(Records supplied)

# # # # #

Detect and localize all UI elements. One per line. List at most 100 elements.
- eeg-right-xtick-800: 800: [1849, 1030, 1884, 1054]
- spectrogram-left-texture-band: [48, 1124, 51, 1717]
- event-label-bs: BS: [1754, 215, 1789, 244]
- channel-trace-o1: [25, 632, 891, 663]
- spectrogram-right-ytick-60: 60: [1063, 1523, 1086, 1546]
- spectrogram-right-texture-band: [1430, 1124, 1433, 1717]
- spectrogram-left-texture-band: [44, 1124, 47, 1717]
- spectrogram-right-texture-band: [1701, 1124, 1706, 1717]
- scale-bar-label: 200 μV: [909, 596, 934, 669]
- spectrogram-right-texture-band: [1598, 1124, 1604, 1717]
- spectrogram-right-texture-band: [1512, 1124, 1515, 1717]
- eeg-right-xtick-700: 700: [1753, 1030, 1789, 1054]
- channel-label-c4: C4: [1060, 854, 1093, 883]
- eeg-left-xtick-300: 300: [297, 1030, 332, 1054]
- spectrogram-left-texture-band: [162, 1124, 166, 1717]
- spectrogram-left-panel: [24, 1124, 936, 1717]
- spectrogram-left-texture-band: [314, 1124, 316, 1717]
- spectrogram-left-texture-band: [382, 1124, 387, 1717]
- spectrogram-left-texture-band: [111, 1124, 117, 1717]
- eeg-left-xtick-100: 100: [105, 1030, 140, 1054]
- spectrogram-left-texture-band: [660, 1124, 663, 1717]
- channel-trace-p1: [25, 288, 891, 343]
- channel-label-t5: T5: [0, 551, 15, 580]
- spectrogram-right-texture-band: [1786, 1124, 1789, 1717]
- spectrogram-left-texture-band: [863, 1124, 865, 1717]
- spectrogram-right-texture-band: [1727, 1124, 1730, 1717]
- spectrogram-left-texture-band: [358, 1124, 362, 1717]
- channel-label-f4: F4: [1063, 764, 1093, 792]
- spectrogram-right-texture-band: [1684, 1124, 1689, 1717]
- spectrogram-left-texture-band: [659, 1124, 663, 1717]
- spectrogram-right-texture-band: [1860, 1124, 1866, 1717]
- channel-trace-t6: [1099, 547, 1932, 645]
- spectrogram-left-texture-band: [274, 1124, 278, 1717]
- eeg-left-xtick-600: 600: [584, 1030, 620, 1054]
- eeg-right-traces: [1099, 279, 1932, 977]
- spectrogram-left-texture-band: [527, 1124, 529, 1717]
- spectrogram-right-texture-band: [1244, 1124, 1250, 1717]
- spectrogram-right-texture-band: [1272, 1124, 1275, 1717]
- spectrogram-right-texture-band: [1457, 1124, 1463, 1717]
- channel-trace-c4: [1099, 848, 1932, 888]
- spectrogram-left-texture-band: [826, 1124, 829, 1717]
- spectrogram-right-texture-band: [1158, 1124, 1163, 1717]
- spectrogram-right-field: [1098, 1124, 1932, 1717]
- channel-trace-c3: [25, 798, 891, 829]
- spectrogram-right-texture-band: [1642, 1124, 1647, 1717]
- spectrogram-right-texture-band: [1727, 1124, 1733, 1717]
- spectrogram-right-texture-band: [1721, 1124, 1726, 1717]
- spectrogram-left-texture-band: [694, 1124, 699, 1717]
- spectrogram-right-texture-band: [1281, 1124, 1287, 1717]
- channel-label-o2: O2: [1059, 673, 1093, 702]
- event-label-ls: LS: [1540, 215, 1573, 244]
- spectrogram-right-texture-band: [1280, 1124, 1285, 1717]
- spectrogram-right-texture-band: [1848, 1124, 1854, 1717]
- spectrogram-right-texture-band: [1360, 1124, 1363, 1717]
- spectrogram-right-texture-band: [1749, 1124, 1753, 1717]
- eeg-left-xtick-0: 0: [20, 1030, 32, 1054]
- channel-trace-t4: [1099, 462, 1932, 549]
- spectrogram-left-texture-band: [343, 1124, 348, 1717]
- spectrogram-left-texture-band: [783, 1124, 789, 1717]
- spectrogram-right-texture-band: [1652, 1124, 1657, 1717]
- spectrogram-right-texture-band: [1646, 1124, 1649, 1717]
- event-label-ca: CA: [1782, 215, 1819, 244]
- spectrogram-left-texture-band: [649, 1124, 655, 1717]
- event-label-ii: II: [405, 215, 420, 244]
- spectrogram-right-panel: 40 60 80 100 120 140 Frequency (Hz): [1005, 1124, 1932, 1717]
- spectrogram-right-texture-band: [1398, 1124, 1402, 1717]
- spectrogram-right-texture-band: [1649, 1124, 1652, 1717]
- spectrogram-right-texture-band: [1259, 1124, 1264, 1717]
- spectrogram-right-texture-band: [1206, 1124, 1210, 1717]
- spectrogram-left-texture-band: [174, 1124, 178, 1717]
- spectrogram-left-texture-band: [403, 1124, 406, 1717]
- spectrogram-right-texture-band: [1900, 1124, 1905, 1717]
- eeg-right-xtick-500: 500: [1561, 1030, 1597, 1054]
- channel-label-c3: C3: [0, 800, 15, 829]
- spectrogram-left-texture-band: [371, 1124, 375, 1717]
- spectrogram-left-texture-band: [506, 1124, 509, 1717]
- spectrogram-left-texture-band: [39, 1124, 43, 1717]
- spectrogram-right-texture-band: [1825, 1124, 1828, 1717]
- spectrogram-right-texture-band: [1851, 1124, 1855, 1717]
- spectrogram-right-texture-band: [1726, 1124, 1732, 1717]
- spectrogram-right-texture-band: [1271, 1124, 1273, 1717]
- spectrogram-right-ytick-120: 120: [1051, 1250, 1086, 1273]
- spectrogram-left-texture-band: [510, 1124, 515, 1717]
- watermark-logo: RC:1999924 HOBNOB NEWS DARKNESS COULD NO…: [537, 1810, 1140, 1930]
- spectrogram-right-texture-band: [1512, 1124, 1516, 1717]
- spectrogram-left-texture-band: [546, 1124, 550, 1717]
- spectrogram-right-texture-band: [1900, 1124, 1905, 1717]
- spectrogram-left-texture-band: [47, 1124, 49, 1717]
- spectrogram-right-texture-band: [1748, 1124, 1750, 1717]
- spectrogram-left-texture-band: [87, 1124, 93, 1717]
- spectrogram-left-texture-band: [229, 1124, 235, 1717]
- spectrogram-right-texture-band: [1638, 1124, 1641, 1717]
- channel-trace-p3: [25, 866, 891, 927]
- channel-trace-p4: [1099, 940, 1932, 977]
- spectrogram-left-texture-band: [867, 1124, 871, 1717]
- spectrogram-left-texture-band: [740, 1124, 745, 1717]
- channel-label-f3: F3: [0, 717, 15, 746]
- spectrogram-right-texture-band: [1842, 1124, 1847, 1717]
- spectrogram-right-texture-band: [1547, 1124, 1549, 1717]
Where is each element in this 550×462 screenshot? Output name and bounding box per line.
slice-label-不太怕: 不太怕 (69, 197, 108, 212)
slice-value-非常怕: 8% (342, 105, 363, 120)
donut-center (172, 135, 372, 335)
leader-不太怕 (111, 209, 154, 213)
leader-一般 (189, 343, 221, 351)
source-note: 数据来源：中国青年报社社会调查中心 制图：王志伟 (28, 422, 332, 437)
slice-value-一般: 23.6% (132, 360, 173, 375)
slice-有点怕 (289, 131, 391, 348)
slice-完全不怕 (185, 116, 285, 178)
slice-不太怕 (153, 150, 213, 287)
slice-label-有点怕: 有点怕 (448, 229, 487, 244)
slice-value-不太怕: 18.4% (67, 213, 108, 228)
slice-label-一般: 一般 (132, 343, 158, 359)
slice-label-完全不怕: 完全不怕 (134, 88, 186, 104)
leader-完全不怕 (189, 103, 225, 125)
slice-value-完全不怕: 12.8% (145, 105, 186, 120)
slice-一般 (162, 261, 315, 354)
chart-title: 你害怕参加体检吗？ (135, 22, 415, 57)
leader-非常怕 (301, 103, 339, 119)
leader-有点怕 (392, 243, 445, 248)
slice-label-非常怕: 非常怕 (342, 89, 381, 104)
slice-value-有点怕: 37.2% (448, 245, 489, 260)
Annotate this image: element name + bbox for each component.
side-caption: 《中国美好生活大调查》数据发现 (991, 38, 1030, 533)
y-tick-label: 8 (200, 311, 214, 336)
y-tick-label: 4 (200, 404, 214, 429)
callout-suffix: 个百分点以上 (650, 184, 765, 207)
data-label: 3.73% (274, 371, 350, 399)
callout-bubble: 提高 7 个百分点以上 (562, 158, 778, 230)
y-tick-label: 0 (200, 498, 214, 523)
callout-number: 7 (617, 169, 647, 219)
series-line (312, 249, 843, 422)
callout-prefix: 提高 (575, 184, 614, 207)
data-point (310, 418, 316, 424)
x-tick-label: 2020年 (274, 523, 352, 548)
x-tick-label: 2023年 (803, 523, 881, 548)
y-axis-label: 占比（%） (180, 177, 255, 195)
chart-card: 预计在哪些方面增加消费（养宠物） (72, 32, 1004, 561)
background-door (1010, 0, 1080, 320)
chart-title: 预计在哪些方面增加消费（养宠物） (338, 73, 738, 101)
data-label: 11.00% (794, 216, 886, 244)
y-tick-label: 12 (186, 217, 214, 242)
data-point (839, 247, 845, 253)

# # # # #

(Problem requirements) Can you retype, with no changes, the rows from the very first line up to and including the line with "- channel-label-c4: C4: [1060, 854, 1093, 883]"?

(Expected answer)
Detect and localize all UI elements. One per line. List at most 100 elements.
- eeg-right-xtick-800: 800: [1849, 1030, 1884, 1054]
- spectrogram-left-texture-band: [48, 1124, 51, 1717]
- event-label-bs: BS: [1754, 215, 1789, 244]
- channel-trace-o1: [25, 632, 891, 663]
- spectrogram-right-ytick-60: 60: [1063, 1523, 1086, 1546]
- spectrogram-right-texture-band: [1430, 1124, 1433, 1717]
- spectrogram-left-texture-band: [44, 1124, 47, 1717]
- spectrogram-right-texture-band: [1701, 1124, 1706, 1717]
- scale-bar-label: 200 μV: [909, 596, 934, 669]
- spectrogram-right-texture-band: [1598, 1124, 1604, 1717]
- spectrogram-right-texture-band: [1512, 1124, 1515, 1717]
- eeg-right-xtick-700: 700: [1753, 1030, 1789, 1054]
- channel-label-c4: C4: [1060, 854, 1093, 883]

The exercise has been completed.